[START Data records]

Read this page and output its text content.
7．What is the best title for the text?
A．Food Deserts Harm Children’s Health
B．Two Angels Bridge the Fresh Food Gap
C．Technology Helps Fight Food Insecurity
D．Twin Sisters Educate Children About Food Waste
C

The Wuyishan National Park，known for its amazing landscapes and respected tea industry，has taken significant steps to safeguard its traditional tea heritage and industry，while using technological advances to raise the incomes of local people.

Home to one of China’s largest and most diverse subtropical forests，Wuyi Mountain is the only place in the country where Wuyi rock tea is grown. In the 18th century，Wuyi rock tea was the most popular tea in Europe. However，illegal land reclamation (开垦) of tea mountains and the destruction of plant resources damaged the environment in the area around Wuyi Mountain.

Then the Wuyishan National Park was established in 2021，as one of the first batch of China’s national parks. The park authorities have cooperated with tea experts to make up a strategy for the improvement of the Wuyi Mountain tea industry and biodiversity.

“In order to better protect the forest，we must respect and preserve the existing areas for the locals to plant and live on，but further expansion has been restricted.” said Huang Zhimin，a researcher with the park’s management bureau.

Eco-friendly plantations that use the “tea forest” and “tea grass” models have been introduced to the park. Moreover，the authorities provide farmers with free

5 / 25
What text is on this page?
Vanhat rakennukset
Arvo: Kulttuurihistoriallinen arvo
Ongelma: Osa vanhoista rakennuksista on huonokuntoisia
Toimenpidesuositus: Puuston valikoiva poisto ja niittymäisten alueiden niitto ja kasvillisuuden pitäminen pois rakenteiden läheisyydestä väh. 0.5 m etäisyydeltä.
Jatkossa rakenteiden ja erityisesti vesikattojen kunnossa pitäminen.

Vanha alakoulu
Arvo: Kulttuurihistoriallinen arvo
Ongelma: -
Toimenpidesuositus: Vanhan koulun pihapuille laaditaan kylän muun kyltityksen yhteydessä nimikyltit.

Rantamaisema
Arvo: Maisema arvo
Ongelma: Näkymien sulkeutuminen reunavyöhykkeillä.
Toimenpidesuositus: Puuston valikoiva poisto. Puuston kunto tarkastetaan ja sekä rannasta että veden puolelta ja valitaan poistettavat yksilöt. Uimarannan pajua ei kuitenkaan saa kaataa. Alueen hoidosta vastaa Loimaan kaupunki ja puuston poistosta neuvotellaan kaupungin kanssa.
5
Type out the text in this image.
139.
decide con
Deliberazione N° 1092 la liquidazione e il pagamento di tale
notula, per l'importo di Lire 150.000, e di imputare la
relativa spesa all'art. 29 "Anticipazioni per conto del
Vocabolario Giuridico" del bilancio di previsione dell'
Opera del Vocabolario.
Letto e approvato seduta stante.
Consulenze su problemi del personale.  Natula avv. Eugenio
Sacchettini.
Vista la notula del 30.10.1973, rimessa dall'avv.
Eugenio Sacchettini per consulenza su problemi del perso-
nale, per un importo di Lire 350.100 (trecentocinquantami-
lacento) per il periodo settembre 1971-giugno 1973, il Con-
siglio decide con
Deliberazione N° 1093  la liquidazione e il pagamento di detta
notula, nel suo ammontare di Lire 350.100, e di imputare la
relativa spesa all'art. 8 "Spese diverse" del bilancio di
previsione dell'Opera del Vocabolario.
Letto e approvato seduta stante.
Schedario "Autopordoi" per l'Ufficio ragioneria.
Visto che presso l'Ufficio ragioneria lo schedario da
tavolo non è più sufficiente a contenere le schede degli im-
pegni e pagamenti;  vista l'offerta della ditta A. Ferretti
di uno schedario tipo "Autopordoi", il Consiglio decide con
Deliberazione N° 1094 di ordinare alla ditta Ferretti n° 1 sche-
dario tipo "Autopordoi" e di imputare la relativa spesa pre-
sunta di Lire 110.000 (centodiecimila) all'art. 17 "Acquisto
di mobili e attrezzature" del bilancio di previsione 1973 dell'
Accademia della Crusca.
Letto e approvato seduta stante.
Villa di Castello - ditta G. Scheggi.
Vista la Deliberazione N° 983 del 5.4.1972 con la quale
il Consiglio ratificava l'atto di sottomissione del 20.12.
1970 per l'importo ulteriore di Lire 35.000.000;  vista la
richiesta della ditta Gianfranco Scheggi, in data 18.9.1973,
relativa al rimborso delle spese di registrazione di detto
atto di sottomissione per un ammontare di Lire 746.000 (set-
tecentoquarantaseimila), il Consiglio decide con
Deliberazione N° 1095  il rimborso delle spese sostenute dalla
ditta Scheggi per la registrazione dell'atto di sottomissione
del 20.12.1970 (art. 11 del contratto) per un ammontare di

[END Data records]

Using the records given above, list every line that includes the word "authorities".

▸ **Task answer**
Then the Wuyishan National Park was established in 2021，as one of the first batch of China’s national parks. The park authorities have cooperated with tea experts to make up a strategy for the improvement of the Wuyi Mountain tea industry and biodiversity.
Eco-friendly plantations that use the “tea forest” and “tea grass” models have been introduced to the park. Moreover，the authorities provide farmers with free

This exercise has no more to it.